## [Directions for this task]
Return all lines where the word "Wednesday" can be found.

## [Supplied records]
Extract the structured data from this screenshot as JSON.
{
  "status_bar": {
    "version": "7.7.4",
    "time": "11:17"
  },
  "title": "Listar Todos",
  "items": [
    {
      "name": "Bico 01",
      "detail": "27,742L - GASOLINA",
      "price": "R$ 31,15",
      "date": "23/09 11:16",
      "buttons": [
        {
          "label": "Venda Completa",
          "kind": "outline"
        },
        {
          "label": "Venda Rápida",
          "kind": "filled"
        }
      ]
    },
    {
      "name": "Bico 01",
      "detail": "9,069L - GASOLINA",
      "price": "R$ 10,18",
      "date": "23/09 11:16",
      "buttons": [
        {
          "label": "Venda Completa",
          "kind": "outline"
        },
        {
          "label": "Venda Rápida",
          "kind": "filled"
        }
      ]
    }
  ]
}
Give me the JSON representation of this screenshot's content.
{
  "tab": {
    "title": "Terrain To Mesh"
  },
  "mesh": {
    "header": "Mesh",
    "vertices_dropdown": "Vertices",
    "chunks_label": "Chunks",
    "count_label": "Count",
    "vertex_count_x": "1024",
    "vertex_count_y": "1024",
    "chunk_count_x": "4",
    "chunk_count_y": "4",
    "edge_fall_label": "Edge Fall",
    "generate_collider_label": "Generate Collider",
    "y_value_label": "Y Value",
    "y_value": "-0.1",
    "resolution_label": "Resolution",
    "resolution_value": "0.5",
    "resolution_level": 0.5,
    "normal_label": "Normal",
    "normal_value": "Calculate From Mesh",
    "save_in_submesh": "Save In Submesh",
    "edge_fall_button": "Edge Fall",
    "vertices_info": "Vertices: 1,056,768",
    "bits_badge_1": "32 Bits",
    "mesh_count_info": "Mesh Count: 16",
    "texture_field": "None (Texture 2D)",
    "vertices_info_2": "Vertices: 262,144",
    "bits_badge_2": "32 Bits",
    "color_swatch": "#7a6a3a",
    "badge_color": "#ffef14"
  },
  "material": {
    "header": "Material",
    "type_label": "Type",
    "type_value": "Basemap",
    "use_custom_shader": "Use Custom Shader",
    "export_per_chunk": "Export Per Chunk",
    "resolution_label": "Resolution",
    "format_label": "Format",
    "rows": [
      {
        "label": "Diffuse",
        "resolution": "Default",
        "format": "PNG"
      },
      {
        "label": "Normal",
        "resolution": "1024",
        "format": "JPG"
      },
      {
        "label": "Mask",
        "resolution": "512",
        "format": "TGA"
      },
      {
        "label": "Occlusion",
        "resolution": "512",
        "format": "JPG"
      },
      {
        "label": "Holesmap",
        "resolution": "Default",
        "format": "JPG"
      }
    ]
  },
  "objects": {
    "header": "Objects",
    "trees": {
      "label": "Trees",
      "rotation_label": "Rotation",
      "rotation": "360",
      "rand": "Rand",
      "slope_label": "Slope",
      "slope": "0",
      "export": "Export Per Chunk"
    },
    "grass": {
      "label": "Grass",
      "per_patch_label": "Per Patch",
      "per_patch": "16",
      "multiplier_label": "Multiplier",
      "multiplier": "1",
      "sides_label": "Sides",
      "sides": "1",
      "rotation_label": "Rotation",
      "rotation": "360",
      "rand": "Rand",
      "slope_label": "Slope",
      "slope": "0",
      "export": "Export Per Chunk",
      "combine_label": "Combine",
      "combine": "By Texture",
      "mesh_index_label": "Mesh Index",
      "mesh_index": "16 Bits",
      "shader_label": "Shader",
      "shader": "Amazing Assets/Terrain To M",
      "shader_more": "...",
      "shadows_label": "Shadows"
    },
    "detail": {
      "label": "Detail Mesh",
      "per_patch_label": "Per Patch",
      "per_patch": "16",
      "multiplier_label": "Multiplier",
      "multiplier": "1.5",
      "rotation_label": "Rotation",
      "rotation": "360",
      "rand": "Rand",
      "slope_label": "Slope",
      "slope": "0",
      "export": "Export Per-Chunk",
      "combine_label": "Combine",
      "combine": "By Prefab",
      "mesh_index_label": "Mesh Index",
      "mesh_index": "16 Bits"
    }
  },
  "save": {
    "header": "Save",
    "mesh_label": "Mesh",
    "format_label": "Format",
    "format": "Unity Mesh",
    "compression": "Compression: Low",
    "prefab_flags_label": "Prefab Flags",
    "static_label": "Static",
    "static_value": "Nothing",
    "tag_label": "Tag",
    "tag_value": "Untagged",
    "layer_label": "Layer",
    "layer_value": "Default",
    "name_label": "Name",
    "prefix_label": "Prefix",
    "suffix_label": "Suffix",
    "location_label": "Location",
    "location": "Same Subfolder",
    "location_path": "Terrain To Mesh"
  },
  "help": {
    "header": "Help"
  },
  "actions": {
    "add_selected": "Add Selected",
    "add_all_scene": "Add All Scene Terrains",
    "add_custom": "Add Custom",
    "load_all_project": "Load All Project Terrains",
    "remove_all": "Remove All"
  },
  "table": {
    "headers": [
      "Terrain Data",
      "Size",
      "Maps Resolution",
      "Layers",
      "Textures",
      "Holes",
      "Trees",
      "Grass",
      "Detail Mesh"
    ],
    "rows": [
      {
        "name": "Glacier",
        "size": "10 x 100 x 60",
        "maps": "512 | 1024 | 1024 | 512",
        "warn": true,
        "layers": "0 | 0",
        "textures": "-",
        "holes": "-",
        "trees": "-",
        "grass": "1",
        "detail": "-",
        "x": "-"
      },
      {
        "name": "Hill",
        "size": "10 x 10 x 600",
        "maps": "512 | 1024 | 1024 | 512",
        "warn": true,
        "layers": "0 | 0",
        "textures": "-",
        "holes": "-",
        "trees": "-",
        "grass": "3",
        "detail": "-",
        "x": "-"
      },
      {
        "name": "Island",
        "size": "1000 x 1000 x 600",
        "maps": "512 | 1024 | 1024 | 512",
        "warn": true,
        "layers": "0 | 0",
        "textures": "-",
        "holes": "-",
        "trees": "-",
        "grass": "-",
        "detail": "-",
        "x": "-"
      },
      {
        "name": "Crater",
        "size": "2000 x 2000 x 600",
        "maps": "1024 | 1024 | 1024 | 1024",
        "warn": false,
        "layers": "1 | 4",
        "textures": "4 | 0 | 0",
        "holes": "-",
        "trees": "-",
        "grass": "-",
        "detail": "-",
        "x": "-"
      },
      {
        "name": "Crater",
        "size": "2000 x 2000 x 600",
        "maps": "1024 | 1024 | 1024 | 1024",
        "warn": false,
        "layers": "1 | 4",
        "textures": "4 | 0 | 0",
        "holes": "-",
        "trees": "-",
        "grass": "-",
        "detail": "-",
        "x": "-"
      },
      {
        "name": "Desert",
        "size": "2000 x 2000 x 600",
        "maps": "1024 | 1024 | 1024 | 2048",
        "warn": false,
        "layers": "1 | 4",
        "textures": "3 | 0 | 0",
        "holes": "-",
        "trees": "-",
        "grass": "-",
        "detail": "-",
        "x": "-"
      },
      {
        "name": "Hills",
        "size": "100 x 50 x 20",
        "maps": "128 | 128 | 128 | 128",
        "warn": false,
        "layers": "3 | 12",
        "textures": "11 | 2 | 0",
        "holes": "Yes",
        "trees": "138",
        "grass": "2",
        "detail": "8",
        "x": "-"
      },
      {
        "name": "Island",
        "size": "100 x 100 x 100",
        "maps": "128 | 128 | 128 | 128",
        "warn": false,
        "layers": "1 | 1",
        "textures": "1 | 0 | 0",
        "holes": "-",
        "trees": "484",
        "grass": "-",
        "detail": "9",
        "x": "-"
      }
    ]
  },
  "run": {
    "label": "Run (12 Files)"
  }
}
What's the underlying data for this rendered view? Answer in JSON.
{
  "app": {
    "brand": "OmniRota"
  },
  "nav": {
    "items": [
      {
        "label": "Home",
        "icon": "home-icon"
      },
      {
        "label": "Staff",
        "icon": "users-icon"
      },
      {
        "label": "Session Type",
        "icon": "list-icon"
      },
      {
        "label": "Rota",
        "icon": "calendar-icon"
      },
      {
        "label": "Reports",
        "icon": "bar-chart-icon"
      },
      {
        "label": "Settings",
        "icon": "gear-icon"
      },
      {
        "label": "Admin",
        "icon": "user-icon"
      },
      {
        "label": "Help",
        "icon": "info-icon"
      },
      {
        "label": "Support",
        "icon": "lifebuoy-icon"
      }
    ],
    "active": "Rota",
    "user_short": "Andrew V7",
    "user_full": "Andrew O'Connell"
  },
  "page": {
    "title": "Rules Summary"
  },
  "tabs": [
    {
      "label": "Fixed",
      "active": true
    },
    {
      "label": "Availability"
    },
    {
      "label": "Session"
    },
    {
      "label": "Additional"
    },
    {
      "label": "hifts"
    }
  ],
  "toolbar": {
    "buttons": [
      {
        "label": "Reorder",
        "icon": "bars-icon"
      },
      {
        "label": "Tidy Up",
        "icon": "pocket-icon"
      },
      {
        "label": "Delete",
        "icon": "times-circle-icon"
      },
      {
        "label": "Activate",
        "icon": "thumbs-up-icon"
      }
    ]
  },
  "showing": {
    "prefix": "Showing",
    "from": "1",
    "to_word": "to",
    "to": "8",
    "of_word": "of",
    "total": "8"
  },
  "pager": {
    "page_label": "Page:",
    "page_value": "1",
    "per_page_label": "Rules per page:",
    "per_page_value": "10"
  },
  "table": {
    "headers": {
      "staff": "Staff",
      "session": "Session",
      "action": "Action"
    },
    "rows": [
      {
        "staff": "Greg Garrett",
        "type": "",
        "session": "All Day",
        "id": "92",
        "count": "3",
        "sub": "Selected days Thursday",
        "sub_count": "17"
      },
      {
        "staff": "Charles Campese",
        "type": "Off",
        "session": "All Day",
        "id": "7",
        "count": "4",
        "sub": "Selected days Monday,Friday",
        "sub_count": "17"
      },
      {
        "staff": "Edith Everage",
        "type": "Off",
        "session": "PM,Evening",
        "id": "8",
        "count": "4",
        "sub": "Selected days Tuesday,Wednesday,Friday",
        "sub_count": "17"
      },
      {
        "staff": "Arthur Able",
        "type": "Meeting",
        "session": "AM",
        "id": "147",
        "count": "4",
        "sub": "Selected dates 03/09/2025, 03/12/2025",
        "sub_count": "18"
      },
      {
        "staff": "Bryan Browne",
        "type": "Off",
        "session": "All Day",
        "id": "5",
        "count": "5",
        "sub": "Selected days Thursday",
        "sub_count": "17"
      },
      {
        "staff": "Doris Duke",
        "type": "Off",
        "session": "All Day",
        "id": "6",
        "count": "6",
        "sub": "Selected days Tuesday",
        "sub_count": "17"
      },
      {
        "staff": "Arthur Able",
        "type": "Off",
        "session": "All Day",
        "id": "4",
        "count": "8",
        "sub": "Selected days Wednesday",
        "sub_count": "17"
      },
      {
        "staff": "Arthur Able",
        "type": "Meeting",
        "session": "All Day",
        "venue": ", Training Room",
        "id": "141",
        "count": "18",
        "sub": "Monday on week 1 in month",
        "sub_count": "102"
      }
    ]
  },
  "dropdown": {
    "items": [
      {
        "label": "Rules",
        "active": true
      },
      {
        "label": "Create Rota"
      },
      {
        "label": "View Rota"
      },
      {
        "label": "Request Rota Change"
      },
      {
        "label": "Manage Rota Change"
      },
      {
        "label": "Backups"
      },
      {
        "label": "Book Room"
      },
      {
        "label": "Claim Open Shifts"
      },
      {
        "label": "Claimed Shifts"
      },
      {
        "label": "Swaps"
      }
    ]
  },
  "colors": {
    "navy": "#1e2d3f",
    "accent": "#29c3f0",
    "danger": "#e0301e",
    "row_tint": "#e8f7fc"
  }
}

## [Task output]
        "sub": "Selected days Tuesday,Wednesday,Friday",
        "sub": "Selected days Wednesday",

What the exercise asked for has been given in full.